Given problem ▸
In this exercise, return the whole listing exactly, excluding any images.
— Start of Material to process —
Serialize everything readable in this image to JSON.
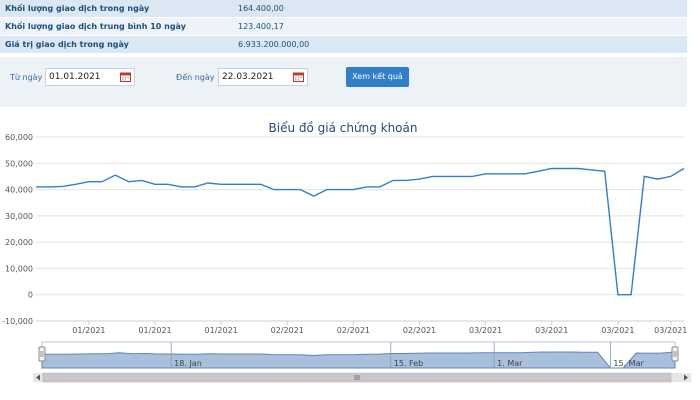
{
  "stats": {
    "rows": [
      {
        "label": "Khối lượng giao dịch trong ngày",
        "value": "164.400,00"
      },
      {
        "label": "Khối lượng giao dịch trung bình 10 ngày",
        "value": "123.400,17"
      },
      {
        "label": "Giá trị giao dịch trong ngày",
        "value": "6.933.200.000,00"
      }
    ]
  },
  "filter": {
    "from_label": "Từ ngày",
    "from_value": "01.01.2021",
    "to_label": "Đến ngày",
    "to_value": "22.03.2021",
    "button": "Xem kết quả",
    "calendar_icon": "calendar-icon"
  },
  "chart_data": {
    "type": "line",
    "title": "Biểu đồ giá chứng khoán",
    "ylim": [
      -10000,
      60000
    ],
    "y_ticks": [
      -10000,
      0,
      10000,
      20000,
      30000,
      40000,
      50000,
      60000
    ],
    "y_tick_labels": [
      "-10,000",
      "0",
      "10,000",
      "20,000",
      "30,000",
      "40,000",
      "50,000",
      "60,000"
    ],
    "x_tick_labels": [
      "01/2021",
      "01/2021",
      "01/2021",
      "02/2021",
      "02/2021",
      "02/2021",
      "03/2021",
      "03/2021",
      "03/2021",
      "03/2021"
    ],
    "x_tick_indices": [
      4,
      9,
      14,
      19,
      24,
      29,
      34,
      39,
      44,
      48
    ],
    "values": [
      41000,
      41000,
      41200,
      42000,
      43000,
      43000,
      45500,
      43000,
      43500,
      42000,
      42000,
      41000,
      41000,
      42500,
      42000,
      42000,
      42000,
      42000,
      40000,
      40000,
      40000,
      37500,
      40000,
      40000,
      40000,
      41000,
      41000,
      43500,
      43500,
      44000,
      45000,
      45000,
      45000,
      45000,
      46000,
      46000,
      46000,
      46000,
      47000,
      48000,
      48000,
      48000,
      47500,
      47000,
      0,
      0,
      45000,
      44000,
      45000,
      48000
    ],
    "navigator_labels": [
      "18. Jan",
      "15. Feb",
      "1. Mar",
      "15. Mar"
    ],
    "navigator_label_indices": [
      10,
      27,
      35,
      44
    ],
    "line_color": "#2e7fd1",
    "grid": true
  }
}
— End of Material to process —
Solution for this task ▸
Serialize everything readable in this image to JSON.
{
  "stats": {
    "rows": [
      {
        "label": "Khối lượng giao dịch trong ngày",
        "value": "164.400,00"
      },
      {
        "label": "Khối lượng giao dịch trung bình 10 ngày",
        "value": "123.400,17"
      },
      {
        "label": "Giá trị giao dịch trong ngày",
        "value": "6.933.200.000,00"
      }
    ]
  },
  "filter": {
    "from_label": "Từ ngày",
    "from_value": "01.01.2021",
    "to_label": "Đến ngày",
    "to_value": "22.03.2021",
    "button": "Xem kết quả",
    "calendar_icon": "calendar-icon"
  },
  "chart_data": {
    "type": "line",
    "title": "Biểu đồ giá chứng khoán",
    "ylim": [
      -10000,
      60000
    ],
    "y_ticks": [
      -10000,
      0,
      10000,
      20000,
      30000,
      40000,
      50000,
      60000
    ],
    "y_tick_labels": [
      "-10,000",
      "0",
      "10,000",
      "20,000",
      "30,000",
      "40,000",
      "50,000",
      "60,000"
    ],
    "x_tick_labels": [
      "01/2021",
      "01/2021",
      "01/2021",
      "02/2021",
      "02/2021",
      "02/2021",
      "03/2021",
      "03/2021",
      "03/2021",
      "03/2021"
    ],
    "x_tick_indices": [
      4,
      9,
      14,
      19,
      24,
      29,
      34,
      39,
      44,
      48
    ],
    "values": [
      41000,
      41000,
      41200,
      42000,
      43000,
      43000,
      45500,
      43000,
      43500,
      42000,
      42000,
      41000,
      41000,
      42500,
      42000,
      42000,
      42000,
      42000,
      40000,
      40000,
      40000,
      37500,
      40000,
      40000,
      40000,
      41000,
      41000,
      43500,
      43500,
      44000,
      45000,
      45000,
      45000,
      45000,
      46000,
      46000,
      46000,
      46000,
      47000,
      48000,
      48000,
      48000,
      47500,
      47000,
      0,
      0,
      45000,
      44000,
      45000,
      48000
    ],
    "navigator_labels": [
      "18. Jan",
      "15. Feb",
      "1. Mar",
      "15. Mar"
    ],
    "navigator_label_indices": [
      10,
      27,
      35,
      44
    ],
    "line_color": "#2e7fd1",
    "grid": true
  }
}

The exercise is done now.